— BEGIN Data supplied —

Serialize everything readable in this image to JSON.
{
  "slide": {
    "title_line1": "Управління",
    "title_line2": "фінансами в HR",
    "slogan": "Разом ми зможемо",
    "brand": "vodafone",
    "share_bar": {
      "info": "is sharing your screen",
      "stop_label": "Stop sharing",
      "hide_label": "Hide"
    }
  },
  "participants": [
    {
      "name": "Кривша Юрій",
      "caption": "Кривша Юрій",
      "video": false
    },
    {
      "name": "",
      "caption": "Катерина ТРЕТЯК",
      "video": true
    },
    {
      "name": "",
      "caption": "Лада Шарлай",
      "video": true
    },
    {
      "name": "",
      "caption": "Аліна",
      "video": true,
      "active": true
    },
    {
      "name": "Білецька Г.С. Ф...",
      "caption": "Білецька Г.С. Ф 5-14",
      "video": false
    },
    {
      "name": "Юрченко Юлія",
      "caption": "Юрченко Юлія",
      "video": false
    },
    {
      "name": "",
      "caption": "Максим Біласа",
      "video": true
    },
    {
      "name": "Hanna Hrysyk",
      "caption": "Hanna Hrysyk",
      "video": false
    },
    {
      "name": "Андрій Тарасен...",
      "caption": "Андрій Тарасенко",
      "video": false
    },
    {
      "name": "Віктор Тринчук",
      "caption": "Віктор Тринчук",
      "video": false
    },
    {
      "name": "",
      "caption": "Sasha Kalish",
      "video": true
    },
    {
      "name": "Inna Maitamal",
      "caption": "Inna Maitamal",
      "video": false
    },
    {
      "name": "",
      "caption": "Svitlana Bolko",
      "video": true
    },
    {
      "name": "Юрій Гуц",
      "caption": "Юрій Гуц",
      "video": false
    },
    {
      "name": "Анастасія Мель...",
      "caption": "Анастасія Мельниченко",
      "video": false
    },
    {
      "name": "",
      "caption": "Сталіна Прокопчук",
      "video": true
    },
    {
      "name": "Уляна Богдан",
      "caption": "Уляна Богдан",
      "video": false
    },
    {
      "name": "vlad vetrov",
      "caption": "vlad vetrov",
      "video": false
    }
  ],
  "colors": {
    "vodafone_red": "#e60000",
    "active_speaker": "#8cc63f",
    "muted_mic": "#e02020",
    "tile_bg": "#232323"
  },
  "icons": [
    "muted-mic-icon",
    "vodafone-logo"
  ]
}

— END Data supplied —

Set exercise:
All of the entries above must be quoted exactly.

Task result:
Serialize everything readable in this image to JSON.
{
  "slide": {
    "title_line1": "Управління",
    "title_line2": "фінансами в HR",
    "slogan": "Разом ми зможемо",
    "brand": "vodafone",
    "share_bar": {
      "info": "is sharing your screen",
      "stop_label": "Stop sharing",
      "hide_label": "Hide"
    }
  },
  "participants": [
    {
      "name": "Кривша Юрій",
      "caption": "Кривша Юрій",
      "video": false
    },
    {
      "name": "",
      "caption": "Катерина ТРЕТЯК",
      "video": true
    },
    {
      "name": "",
      "caption": "Лада Шарлай",
      "video": true
    },
    {
      "name": "",
      "caption": "Аліна",
      "video": true,
      "active": true
    },
    {
      "name": "Білецька Г.С. Ф...",
      "caption": "Білецька Г.С. Ф 5-14",
      "video": false
    },
    {
      "name": "Юрченко Юлія",
      "caption": "Юрченко Юлія",
      "video": false
    },
    {
      "name": "",
      "caption": "Максим Біласа",
      "video": true
    },
    {
      "name": "Hanna Hrysyk",
      "caption": "Hanna Hrysyk",
      "video": false
    },
    {
      "name": "Андрій Тарасен...",
      "caption": "Андрій Тарасенко",
      "video": false
    },
    {
      "name": "Віктор Тринчук",
      "caption": "Віктор Тринчук",
      "video": false
    },
    {
      "name": "",
      "caption": "Sasha Kalish",
      "video": true
    },
    {
      "name": "Inna Maitamal",
      "caption": "Inna Maitamal",
      "video": false
    },
    {
      "name": "",
      "caption": "Svitlana Bolko",
      "video": true
    },
    {
      "name": "Юрій Гуц",
      "caption": "Юрій Гуц",
      "video": false
    },
    {
      "name": "Анастасія Мель...",
      "caption": "Анастасія Мельниченко",
      "video": false
    },
    {
      "name": "",
      "caption": "Сталіна Прокопчук",
      "video": true
    },
    {
      "name": "Уляна Богдан",
      "caption": "Уляна Богдан",
      "video": false
    },
    {
      "name": "vlad vetrov",
      "caption": "vlad vetrov",
      "video": false
    }
  ],
  "colors": {
    "vodafone_red": "#e60000",
    "active_speaker": "#8cc63f",
    "muted_mic": "#e02020",
    "tile_bg": "#232323"
  },
  "icons": [
    "muted-mic-icon",
    "vodafone-logo"
  ]
}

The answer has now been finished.